--- Data in this exercise ---
**********

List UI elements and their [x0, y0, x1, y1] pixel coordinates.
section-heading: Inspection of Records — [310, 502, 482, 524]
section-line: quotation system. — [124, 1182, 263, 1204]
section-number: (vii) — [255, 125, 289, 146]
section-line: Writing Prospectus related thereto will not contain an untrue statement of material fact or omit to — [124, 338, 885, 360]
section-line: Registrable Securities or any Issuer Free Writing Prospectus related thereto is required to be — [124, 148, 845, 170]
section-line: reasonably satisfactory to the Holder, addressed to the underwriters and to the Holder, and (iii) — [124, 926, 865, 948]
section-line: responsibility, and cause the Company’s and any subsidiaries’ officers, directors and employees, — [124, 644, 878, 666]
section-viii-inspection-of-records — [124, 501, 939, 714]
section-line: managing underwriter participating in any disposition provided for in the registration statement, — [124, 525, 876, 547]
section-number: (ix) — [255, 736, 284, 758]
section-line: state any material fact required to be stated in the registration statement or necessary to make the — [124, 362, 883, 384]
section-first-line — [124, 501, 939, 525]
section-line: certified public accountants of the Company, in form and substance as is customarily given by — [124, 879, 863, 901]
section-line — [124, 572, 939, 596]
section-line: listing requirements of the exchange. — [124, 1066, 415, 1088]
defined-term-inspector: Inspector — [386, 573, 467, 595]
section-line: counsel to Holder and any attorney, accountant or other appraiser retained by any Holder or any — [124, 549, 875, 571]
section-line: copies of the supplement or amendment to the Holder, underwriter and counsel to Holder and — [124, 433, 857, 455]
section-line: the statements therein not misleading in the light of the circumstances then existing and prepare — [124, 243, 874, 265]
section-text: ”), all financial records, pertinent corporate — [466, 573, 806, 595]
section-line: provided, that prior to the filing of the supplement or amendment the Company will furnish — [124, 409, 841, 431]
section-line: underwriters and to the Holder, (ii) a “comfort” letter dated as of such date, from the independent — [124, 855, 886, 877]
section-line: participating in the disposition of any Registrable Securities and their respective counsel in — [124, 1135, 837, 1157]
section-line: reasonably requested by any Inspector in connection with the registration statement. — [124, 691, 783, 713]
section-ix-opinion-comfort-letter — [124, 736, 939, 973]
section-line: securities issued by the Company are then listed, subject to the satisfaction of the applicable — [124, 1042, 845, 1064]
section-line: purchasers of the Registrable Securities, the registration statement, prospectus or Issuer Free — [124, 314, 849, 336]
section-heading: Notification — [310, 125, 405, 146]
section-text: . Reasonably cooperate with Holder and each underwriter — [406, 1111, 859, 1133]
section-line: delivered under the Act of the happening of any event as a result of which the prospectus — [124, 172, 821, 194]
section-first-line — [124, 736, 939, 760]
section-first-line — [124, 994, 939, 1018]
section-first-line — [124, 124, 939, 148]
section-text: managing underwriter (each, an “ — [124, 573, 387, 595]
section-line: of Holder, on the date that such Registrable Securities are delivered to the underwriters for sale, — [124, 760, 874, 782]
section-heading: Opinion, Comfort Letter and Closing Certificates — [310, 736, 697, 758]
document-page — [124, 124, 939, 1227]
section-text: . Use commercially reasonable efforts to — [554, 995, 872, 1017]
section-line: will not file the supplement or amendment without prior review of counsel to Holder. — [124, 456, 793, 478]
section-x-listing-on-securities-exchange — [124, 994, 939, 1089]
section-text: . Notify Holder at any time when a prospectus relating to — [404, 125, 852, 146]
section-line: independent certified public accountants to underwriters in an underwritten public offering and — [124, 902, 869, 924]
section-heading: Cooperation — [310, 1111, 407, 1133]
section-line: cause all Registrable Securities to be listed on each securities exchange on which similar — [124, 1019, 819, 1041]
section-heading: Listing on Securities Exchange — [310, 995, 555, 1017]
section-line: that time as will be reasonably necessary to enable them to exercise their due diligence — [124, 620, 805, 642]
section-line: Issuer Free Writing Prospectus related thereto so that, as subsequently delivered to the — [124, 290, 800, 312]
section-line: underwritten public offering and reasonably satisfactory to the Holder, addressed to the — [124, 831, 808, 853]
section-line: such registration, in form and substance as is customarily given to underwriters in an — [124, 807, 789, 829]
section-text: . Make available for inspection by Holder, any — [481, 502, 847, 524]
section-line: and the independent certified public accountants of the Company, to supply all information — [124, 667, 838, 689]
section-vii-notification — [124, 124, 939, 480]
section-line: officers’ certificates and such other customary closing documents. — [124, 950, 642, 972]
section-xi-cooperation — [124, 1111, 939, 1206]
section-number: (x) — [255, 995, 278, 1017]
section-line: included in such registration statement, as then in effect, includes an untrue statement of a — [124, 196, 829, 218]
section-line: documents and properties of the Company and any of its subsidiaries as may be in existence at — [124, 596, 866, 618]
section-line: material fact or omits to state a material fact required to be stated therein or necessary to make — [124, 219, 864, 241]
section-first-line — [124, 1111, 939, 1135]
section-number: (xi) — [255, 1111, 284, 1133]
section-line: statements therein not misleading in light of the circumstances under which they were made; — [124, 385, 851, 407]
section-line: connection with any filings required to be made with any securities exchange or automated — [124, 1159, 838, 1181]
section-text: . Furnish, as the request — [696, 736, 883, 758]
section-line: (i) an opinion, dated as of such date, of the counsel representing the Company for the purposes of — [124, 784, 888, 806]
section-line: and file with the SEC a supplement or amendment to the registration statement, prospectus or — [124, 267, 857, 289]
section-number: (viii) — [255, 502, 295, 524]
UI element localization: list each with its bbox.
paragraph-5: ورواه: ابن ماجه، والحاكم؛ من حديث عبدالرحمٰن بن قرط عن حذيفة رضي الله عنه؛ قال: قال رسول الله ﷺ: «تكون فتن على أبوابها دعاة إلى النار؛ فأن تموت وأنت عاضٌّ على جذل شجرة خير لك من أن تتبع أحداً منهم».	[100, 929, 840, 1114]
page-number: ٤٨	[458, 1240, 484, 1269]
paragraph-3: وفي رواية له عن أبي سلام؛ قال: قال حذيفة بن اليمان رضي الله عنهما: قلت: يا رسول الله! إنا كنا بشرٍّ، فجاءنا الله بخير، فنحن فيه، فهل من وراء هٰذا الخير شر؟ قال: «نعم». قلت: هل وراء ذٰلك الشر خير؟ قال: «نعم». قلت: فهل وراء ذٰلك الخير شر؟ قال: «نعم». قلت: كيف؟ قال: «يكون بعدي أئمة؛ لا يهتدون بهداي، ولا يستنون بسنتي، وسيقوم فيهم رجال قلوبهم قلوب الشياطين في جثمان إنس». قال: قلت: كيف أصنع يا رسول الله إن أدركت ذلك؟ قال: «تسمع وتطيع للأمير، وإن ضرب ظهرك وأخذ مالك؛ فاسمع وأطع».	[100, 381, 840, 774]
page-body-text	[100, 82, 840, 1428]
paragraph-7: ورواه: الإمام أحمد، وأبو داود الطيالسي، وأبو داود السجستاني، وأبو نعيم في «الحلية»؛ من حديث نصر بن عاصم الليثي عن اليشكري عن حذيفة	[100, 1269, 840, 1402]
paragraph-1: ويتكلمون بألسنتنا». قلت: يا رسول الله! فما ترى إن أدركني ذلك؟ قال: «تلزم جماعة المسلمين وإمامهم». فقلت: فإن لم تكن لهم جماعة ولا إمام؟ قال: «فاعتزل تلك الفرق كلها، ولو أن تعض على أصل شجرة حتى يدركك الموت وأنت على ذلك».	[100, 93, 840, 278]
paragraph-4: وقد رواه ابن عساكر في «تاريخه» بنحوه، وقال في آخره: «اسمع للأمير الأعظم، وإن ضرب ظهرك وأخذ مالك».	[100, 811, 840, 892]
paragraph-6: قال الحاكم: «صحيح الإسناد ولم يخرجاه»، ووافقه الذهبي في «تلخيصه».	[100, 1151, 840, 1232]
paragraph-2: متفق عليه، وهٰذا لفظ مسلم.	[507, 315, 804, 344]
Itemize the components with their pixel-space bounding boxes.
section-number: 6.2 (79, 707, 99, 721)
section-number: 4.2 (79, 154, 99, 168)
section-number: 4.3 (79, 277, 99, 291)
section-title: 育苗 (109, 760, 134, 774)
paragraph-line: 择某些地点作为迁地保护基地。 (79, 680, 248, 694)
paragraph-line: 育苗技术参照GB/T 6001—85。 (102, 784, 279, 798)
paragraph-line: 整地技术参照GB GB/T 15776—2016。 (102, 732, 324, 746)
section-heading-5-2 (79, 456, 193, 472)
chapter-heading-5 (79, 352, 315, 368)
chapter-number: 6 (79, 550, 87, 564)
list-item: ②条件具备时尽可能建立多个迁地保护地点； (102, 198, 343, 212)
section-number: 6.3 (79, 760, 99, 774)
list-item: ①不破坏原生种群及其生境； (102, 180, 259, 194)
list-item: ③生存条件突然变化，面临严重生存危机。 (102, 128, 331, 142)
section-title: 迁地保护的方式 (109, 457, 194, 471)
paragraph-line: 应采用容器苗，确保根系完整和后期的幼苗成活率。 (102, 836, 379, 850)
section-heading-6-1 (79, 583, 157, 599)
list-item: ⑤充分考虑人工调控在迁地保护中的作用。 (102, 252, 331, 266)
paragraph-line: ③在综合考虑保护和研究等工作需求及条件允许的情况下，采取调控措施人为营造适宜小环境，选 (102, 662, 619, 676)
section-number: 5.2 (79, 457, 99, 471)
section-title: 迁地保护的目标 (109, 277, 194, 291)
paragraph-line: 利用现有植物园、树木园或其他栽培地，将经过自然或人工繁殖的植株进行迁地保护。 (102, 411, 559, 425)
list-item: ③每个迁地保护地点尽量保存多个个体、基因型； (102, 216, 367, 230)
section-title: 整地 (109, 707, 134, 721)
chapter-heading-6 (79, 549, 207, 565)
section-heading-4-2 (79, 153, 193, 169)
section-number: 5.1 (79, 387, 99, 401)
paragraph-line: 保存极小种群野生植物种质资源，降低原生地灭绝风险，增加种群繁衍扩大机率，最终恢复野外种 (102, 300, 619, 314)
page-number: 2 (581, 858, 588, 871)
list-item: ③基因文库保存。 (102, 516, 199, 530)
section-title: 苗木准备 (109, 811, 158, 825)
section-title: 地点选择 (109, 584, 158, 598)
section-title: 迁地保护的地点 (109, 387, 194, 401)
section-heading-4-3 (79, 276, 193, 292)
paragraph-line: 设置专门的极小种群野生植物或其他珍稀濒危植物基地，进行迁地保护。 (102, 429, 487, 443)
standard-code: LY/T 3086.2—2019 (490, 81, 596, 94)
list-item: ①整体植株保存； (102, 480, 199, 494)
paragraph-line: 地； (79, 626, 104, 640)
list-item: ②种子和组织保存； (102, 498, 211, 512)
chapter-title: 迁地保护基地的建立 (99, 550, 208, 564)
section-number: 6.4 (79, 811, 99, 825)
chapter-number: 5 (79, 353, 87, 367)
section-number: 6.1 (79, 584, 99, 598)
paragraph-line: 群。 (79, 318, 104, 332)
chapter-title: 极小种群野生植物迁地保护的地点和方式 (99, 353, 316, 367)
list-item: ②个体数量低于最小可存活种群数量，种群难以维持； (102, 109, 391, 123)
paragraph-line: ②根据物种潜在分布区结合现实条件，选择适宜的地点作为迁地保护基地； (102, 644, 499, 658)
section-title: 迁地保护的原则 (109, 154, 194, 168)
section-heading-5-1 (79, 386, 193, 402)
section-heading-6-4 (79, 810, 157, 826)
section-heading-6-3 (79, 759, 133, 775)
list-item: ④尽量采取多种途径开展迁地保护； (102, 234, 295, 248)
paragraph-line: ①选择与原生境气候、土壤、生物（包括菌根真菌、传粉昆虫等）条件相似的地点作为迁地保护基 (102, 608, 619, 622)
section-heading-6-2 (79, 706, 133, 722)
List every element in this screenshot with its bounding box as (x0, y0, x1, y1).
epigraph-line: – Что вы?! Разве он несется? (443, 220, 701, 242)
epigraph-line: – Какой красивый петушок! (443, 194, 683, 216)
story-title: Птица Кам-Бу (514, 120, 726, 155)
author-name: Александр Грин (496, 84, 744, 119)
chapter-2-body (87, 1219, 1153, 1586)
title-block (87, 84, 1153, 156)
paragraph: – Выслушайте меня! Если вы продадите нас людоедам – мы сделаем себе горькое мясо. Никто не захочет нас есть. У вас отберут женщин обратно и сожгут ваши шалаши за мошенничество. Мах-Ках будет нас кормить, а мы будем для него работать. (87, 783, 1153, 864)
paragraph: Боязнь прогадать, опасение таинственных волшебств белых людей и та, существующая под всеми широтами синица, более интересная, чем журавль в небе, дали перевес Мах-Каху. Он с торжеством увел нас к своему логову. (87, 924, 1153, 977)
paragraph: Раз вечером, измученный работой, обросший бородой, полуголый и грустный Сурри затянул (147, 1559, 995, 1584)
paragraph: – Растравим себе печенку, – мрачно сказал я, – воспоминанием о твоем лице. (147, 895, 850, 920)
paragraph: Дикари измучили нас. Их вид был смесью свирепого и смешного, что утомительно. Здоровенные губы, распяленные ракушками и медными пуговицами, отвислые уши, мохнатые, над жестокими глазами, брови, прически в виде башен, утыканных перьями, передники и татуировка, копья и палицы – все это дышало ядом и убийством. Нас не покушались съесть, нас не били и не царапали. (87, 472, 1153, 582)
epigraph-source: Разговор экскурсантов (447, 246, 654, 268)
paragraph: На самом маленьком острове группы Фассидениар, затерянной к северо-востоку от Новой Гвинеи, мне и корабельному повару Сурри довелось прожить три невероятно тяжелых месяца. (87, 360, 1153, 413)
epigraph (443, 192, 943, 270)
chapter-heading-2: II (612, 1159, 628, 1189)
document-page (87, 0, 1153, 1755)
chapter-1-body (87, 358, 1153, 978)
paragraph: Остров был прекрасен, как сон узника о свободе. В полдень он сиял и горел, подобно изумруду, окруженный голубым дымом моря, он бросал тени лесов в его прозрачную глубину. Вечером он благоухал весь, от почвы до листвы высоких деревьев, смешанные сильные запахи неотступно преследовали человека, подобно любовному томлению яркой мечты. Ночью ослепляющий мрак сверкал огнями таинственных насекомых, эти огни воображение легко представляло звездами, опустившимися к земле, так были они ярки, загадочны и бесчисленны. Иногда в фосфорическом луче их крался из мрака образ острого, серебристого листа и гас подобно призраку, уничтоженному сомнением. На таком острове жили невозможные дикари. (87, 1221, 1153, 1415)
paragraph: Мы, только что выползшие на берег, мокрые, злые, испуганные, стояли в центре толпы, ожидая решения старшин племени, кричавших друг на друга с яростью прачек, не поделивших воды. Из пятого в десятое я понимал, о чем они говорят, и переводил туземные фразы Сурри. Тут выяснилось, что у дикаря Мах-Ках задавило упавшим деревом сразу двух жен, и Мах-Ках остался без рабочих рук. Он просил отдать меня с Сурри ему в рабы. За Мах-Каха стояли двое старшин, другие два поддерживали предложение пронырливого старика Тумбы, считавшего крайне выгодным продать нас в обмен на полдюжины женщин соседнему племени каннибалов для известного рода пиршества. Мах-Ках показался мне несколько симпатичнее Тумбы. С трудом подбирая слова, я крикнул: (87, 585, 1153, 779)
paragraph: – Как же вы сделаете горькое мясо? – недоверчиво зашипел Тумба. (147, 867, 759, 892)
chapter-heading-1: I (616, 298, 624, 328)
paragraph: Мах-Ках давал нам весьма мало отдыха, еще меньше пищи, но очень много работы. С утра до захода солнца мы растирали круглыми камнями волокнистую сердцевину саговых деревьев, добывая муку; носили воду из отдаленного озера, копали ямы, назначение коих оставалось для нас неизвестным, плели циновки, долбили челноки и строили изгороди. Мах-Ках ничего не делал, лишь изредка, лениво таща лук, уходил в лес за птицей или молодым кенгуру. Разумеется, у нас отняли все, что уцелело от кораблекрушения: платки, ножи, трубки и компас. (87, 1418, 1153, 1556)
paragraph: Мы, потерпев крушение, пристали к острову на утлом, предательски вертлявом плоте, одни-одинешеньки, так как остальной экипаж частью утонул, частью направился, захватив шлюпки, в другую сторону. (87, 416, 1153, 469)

**********

--- Given problem ---
Transcribe every line of the records, from the very first line down to the line holding "section-number: (vii) — [255, 125, 289, 146]", with both of those lines included.

--- Task response ---
List UI elements and their [x0, y0, x1, y1] pixel coordinates.
section-heading: Inspection of Records — [310, 502, 482, 524]
section-line: quotation system. — [124, 1182, 263, 1204]
section-number: (vii) — [255, 125, 289, 146]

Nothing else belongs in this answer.